++++ Excerto do texto
Se o impasse continuasse o PS acabaria por eleger José Pedro Aguiar-Branco. Não iria criar um impasse institucional. Mas teria de fazê-lo sem negociações ou moedas de troca para além, talvez, da recusa do nome de Pacheco Amorim para vice-presidente da AR. Como o PSD só fez asneira, tudo estava a favor do PS, que podia determinar os seus tempos, sem se envolver em acordos. Tinha o candidato mais votado e os argumentos que PSD e Chega lhe ofereceram de borla. Mas não se limitou a retirar a pressão sobre o Chega ao fim de 24 horas. Foi muito mais longe, achando que estava a conquistar alguma coisa: firmou, do ponto de vista simbólico, um acordo de bloco central para uma legislatura. Isto depois do PSD o ter ignorado, ter preferido falar com o Chega e ainda ter acusado o PS de convergir com Ventura.
Sem mérito do PS, o PSD deu-lhe uma oportunidade rara e o PS não aguentou 24 horas de pressão. Este era um momento pouco importante para a vida das pessoas, mas vai a determinando o padrão do que vai acontecer. E o que vai acontecer é isto: quando o Chega saltar fora (e é o que fará sempre que sentir que o PS pode estar a ganhar a liderança da oposição), o PSD chama o PS, como plano B, e amarra-o. Este foi o teste. Nos outros vai ser pior, porque estarão em causa a continuação do governo e questões relevantes para a vida das pessoas. O que quer dizer que, se o padrão de ontem se repetir, o PS nunca conseguirá fazer oposição.
Porque é que este acordo é pior do que seria a simples cedência, com abandono da candidatura? Porque é uma fraude prática e uma tragédia simbólica.
Na prática, o PS fica com a presidência da Assembleia da República na segunda parte do mandato que só os muito otimistas acreditam virá a acontecer. Ou o PS acredita que esta legislatura dura até ao fim, ou está satisfeito porque partilhou um queijo suíço e ficou com os buracos.
++++++++
Enunciado 1
Pode voltar a escrever a parte do texto sobre o acordo entre PS e PSD, começando em "Na prática, o" e seguindo até "com os buracos.", trocando "queijo suíço" por "queijo flamengo"?
Enunciado 2
Segundo o texto sobre o acordo entre PS e PSD, quem é que o PS acabaria por eleger se o impasse continuasse?
++++ Material extraído
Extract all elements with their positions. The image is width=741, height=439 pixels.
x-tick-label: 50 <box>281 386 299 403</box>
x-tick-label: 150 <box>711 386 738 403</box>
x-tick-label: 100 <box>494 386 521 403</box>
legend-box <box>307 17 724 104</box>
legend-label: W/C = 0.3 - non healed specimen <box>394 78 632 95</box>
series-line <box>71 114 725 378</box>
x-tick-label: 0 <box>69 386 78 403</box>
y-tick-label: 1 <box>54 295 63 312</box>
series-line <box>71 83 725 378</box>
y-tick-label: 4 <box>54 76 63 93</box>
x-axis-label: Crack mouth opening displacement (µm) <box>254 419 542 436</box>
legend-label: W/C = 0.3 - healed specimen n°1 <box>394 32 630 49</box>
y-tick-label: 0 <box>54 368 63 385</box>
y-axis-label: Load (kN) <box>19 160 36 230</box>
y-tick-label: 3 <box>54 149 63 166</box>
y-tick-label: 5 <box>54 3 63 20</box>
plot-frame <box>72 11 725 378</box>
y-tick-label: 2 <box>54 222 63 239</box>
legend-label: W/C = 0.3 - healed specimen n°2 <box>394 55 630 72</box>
++++++++
Resposta 1
Na prática, o PS fica com a presidência da Assembleia da República na segunda parte do mandato que só os muito otimistas acreditam virá a acontecer. Ou o PS acredita que esta legislatura dura até ao fim, ou está satisfeito porque partilhou um queijo flamengo e ficou com os buracos.

Resposta 2
José Pedro Aguiar-Branco.